Material provided:
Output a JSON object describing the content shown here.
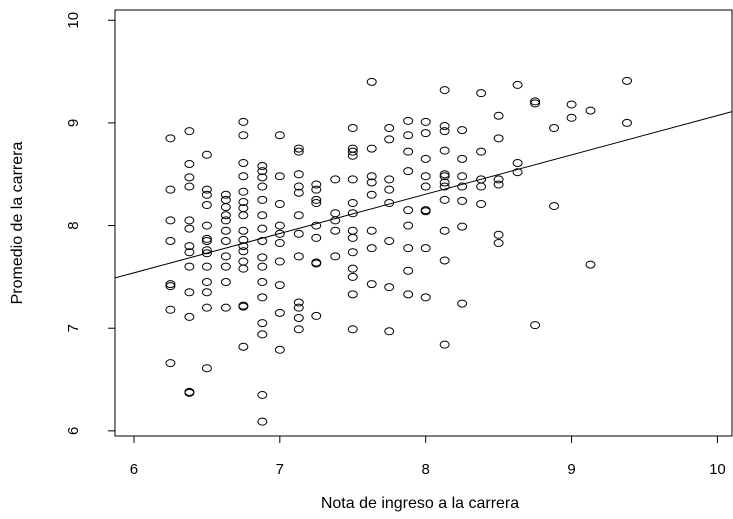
{
  "chart_data": {
    "type": "scatter",
    "xlabel": "Nota de ingreso a la carrera",
    "ylabel": "Promedio de la carrera",
    "xlim": [
      5.87,
      10.1
    ],
    "ylim": [
      5.95,
      10.1
    ],
    "xticks": [
      6,
      7,
      8,
      9,
      10
    ],
    "xtick_labels": [
      "6",
      "7",
      "8",
      "9",
      "10"
    ],
    "yticks": [
      6,
      7,
      8,
      9,
      10
    ],
    "ytick_labels": [
      "6",
      "7",
      "8",
      "9",
      "10"
    ],
    "grid": false,
    "marker": "open-circle",
    "colors": {
      "points": "#000000",
      "line": "#000000",
      "background": "#ffffff"
    },
    "regression_line": {
      "x": [
        5.87,
        10.1
      ],
      "y": [
        7.49,
        9.11
      ]
    },
    "points": [
      [
        6.25,
        8.85
      ],
      [
        6.25,
        8.35
      ],
      [
        6.25,
        8.05
      ],
      [
        6.25,
        7.85
      ],
      [
        6.25,
        7.43
      ],
      [
        6.25,
        7.41
      ],
      [
        6.25,
        7.18
      ],
      [
        6.25,
        6.66
      ],
      [
        6.38,
        8.92
      ],
      [
        6.38,
        8.6
      ],
      [
        6.38,
        8.47
      ],
      [
        6.38,
        8.38
      ],
      [
        6.38,
        8.05
      ],
      [
        6.38,
        7.97
      ],
      [
        6.38,
        7.8
      ],
      [
        6.38,
        7.74
      ],
      [
        6.38,
        7.6
      ],
      [
        6.38,
        7.35
      ],
      [
        6.38,
        7.11
      ],
      [
        6.38,
        6.38
      ],
      [
        6.38,
        6.37
      ],
      [
        6.5,
        8.69
      ],
      [
        6.5,
        8.35
      ],
      [
        6.5,
        8.3
      ],
      [
        6.5,
        8.2
      ],
      [
        6.5,
        8.0
      ],
      [
        6.5,
        7.87
      ],
      [
        6.5,
        7.85
      ],
      [
        6.5,
        7.76
      ],
      [
        6.5,
        7.73
      ],
      [
        6.5,
        7.6
      ],
      [
        6.5,
        7.45
      ],
      [
        6.5,
        7.35
      ],
      [
        6.5,
        7.2
      ],
      [
        6.5,
        6.61
      ],
      [
        6.63,
        8.3
      ],
      [
        6.63,
        8.25
      ],
      [
        6.63,
        8.18
      ],
      [
        6.63,
        8.1
      ],
      [
        6.63,
        8.05
      ],
      [
        6.63,
        7.95
      ],
      [
        6.63,
        7.85
      ],
      [
        6.63,
        7.7
      ],
      [
        6.63,
        7.6
      ],
      [
        6.63,
        7.45
      ],
      [
        6.63,
        7.2
      ],
      [
        6.75,
        9.01
      ],
      [
        6.75,
        8.88
      ],
      [
        6.75,
        8.61
      ],
      [
        6.75,
        8.48
      ],
      [
        6.75,
        8.33
      ],
      [
        6.75,
        8.23
      ],
      [
        6.75,
        8.17
      ],
      [
        6.75,
        8.1
      ],
      [
        6.75,
        7.95
      ],
      [
        6.75,
        7.86
      ],
      [
        6.75,
        7.8
      ],
      [
        6.75,
        7.75
      ],
      [
        6.75,
        7.65
      ],
      [
        6.75,
        7.58
      ],
      [
        6.75,
        7.22
      ],
      [
        6.75,
        7.21
      ],
      [
        6.75,
        6.82
      ],
      [
        6.88,
        8.58
      ],
      [
        6.88,
        8.53
      ],
      [
        6.88,
        8.47
      ],
      [
        6.88,
        8.38
      ],
      [
        6.88,
        8.25
      ],
      [
        6.88,
        8.1
      ],
      [
        6.88,
        7.97
      ],
      [
        6.88,
        7.85
      ],
      [
        6.88,
        7.69
      ],
      [
        6.88,
        7.6
      ],
      [
        6.88,
        7.45
      ],
      [
        6.88,
        7.3
      ],
      [
        6.88,
        7.05
      ],
      [
        6.88,
        6.94
      ],
      [
        6.88,
        6.35
      ],
      [
        6.88,
        6.09
      ],
      [
        7.0,
        8.88
      ],
      [
        7.0,
        8.48
      ],
      [
        7.0,
        8.21
      ],
      [
        7.0,
        8.0
      ],
      [
        7.0,
        7.92
      ],
      [
        7.0,
        7.83
      ],
      [
        7.0,
        7.65
      ],
      [
        7.0,
        7.42
      ],
      [
        7.0,
        7.15
      ],
      [
        7.0,
        6.79
      ],
      [
        7.13,
        8.75
      ],
      [
        7.13,
        8.72
      ],
      [
        7.13,
        8.5
      ],
      [
        7.13,
        8.38
      ],
      [
        7.13,
        8.32
      ],
      [
        7.13,
        8.1
      ],
      [
        7.13,
        7.92
      ],
      [
        7.13,
        7.7
      ],
      [
        7.13,
        7.25
      ],
      [
        7.13,
        7.2
      ],
      [
        7.13,
        7.1
      ],
      [
        7.13,
        6.99
      ],
      [
        7.25,
        8.4
      ],
      [
        7.25,
        8.35
      ],
      [
        7.25,
        8.25
      ],
      [
        7.25,
        8.22
      ],
      [
        7.25,
        8.0
      ],
      [
        7.25,
        7.88
      ],
      [
        7.25,
        7.64
      ],
      [
        7.25,
        7.63
      ],
      [
        7.25,
        7.12
      ],
      [
        7.38,
        8.45
      ],
      [
        7.38,
        8.12
      ],
      [
        7.38,
        8.05
      ],
      [
        7.38,
        7.95
      ],
      [
        7.38,
        7.7
      ],
      [
        7.5,
        8.95
      ],
      [
        7.5,
        8.75
      ],
      [
        7.5,
        8.72
      ],
      [
        7.5,
        8.68
      ],
      [
        7.5,
        8.45
      ],
      [
        7.5,
        8.22
      ],
      [
        7.5,
        8.12
      ],
      [
        7.5,
        7.95
      ],
      [
        7.5,
        7.88
      ],
      [
        7.5,
        7.74
      ],
      [
        7.5,
        7.58
      ],
      [
        7.5,
        7.5
      ],
      [
        7.5,
        7.33
      ],
      [
        7.5,
        6.99
      ],
      [
        7.63,
        9.4
      ],
      [
        7.63,
        8.75
      ],
      [
        7.63,
        8.48
      ],
      [
        7.63,
        8.42
      ],
      [
        7.63,
        8.3
      ],
      [
        7.63,
        7.95
      ],
      [
        7.63,
        7.78
      ],
      [
        7.63,
        7.43
      ],
      [
        7.75,
        8.95
      ],
      [
        7.75,
        8.84
      ],
      [
        7.75,
        8.45
      ],
      [
        7.75,
        8.35
      ],
      [
        7.75,
        8.22
      ],
      [
        7.75,
        7.85
      ],
      [
        7.75,
        7.4
      ],
      [
        7.75,
        6.97
      ],
      [
        7.88,
        9.02
      ],
      [
        7.88,
        8.88
      ],
      [
        7.88,
        8.72
      ],
      [
        7.88,
        8.53
      ],
      [
        7.88,
        8.15
      ],
      [
        7.88,
        8.0
      ],
      [
        7.88,
        7.78
      ],
      [
        7.88,
        7.56
      ],
      [
        7.88,
        7.33
      ],
      [
        8.0,
        9.01
      ],
      [
        8.0,
        8.9
      ],
      [
        8.0,
        8.65
      ],
      [
        8.0,
        8.48
      ],
      [
        8.0,
        8.38
      ],
      [
        8.0,
        8.15
      ],
      [
        8.0,
        8.14
      ],
      [
        8.0,
        7.78
      ],
      [
        8.0,
        7.3
      ],
      [
        8.13,
        9.32
      ],
      [
        8.13,
        8.97
      ],
      [
        8.13,
        8.92
      ],
      [
        8.13,
        8.73
      ],
      [
        8.13,
        8.5
      ],
      [
        8.13,
        8.48
      ],
      [
        8.13,
        8.42
      ],
      [
        8.13,
        8.38
      ],
      [
        8.13,
        8.25
      ],
      [
        8.13,
        7.95
      ],
      [
        8.13,
        7.66
      ],
      [
        8.13,
        6.84
      ],
      [
        8.25,
        8.93
      ],
      [
        8.25,
        8.65
      ],
      [
        8.25,
        8.48
      ],
      [
        8.25,
        8.38
      ],
      [
        8.25,
        8.24
      ],
      [
        8.25,
        7.99
      ],
      [
        8.25,
        7.24
      ],
      [
        8.38,
        9.29
      ],
      [
        8.38,
        8.72
      ],
      [
        8.38,
        8.45
      ],
      [
        8.38,
        8.38
      ],
      [
        8.38,
        8.21
      ],
      [
        8.5,
        9.07
      ],
      [
        8.5,
        8.85
      ],
      [
        8.5,
        8.45
      ],
      [
        8.5,
        8.4
      ],
      [
        8.5,
        7.91
      ],
      [
        8.5,
        7.83
      ],
      [
        8.63,
        9.37
      ],
      [
        8.63,
        8.61
      ],
      [
        8.63,
        8.52
      ],
      [
        8.75,
        9.21
      ],
      [
        8.75,
        9.19
      ],
      [
        8.75,
        7.03
      ],
      [
        8.88,
        8.95
      ],
      [
        8.88,
        8.19
      ],
      [
        9.0,
        9.18
      ],
      [
        9.0,
        9.05
      ],
      [
        9.13,
        9.12
      ],
      [
        9.13,
        7.62
      ],
      [
        9.38,
        9.41
      ],
      [
        9.38,
        9.0
      ]
    ]
  }
}
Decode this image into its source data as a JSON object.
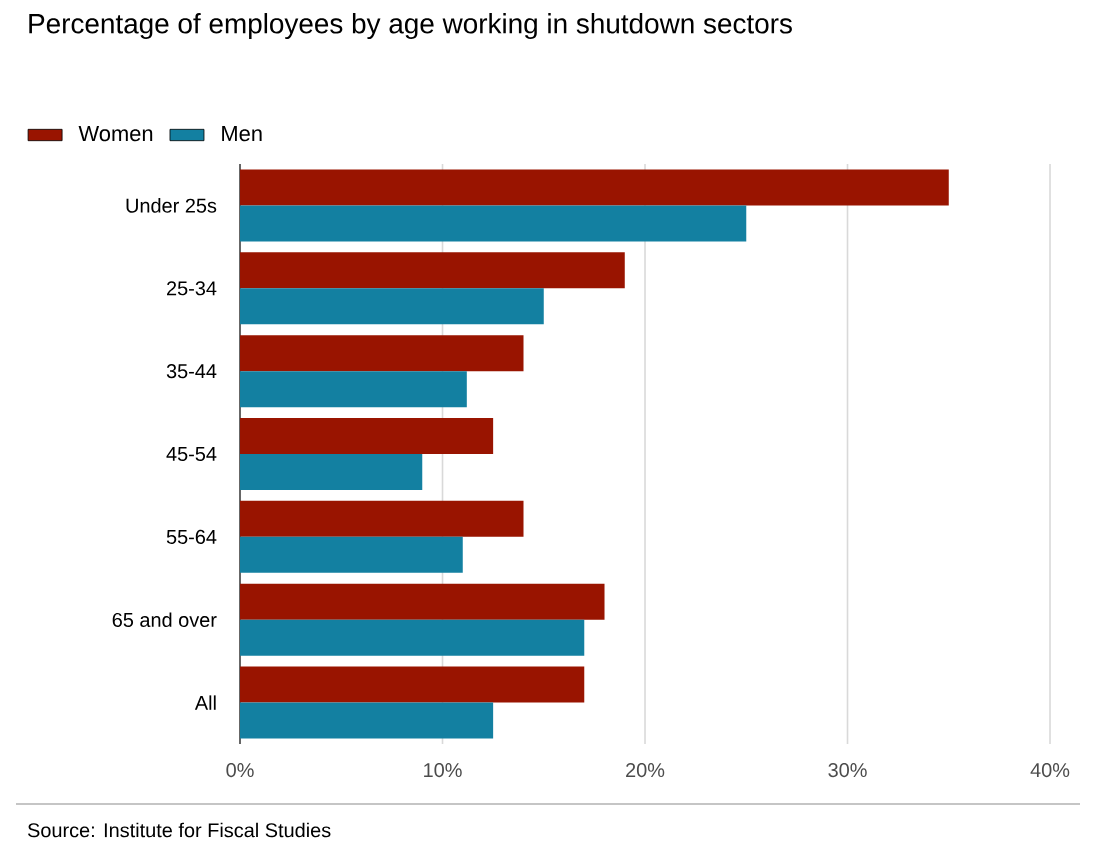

Set exercise: How many lines in the listing above contain the string "carrera"? Answer with the number only.

Solution to the exercise: 2